Short task
Find every line in the records below that contains the word "this", and copy each such line.

Collected data

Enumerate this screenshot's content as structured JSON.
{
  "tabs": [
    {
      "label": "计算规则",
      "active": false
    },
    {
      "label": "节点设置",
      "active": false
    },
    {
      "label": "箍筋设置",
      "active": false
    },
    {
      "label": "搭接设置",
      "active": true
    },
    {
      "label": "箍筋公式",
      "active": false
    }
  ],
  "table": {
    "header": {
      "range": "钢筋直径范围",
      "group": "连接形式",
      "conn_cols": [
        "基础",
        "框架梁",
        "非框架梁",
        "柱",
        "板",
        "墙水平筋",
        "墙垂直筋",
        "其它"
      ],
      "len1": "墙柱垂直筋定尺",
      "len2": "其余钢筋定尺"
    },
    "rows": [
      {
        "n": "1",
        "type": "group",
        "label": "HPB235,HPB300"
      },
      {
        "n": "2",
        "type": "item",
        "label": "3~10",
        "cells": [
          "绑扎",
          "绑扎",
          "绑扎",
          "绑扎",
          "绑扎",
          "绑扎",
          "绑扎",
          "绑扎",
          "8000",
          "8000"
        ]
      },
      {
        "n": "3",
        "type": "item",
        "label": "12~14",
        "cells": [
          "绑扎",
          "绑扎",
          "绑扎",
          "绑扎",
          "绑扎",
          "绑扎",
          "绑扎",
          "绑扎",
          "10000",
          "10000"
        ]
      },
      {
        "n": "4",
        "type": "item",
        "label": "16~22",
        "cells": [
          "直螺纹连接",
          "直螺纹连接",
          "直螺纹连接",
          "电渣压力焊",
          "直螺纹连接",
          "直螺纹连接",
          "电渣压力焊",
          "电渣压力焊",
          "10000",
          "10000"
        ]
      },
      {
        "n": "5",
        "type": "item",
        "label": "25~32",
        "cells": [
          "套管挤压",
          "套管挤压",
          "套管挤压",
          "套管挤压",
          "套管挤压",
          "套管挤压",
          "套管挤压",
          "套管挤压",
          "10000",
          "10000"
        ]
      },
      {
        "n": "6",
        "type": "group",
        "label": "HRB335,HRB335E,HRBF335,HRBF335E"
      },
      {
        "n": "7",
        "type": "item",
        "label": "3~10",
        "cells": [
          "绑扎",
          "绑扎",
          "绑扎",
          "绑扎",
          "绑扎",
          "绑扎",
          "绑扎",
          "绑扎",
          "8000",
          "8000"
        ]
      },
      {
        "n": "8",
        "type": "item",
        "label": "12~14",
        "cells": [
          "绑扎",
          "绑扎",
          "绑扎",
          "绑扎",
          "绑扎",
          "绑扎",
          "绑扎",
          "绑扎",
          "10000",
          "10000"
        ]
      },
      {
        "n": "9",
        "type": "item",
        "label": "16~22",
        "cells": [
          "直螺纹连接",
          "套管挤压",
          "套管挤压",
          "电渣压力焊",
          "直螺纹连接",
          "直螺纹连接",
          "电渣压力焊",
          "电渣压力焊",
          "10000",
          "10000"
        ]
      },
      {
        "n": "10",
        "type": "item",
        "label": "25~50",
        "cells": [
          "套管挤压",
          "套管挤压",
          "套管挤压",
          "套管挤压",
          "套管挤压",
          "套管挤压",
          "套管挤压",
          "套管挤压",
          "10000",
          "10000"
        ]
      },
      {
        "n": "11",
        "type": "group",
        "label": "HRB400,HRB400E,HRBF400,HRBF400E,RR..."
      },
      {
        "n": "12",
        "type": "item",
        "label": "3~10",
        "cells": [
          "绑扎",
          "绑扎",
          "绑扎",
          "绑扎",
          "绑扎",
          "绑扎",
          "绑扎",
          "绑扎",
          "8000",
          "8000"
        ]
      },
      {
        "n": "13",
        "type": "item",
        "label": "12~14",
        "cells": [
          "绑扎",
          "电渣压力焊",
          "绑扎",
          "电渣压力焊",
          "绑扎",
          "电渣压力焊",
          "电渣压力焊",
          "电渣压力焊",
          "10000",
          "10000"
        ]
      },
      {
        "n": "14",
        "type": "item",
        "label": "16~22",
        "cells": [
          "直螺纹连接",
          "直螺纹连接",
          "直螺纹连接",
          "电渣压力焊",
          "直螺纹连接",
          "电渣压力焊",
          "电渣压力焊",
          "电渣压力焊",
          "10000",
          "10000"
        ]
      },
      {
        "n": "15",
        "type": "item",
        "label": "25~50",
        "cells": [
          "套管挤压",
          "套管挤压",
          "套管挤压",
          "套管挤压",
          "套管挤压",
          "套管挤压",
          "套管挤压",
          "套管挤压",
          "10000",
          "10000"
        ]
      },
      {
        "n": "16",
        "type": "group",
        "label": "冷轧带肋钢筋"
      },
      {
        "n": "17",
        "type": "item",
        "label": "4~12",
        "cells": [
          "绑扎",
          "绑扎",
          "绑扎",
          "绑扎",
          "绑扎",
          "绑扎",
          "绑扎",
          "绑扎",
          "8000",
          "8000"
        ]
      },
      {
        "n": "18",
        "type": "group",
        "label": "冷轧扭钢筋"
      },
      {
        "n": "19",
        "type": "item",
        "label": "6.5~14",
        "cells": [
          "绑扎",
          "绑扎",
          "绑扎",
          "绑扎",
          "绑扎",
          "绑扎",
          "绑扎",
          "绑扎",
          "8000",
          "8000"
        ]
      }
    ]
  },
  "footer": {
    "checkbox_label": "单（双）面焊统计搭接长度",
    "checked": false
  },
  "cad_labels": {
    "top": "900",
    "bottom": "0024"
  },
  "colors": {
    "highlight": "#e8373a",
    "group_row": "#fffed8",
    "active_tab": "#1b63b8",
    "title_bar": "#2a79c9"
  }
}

...

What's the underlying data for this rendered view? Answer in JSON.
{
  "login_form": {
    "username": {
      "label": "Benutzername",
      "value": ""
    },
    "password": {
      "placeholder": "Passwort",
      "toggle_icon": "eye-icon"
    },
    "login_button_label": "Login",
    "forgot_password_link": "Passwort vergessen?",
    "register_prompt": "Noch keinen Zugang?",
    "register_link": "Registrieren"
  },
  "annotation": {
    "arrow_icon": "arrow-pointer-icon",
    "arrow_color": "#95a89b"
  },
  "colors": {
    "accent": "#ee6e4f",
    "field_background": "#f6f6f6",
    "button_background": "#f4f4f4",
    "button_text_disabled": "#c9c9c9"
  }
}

The reply
Enumerate this screenshot's content as structured JSON.
What's the underlying data for this rendered view? Answer in JSON.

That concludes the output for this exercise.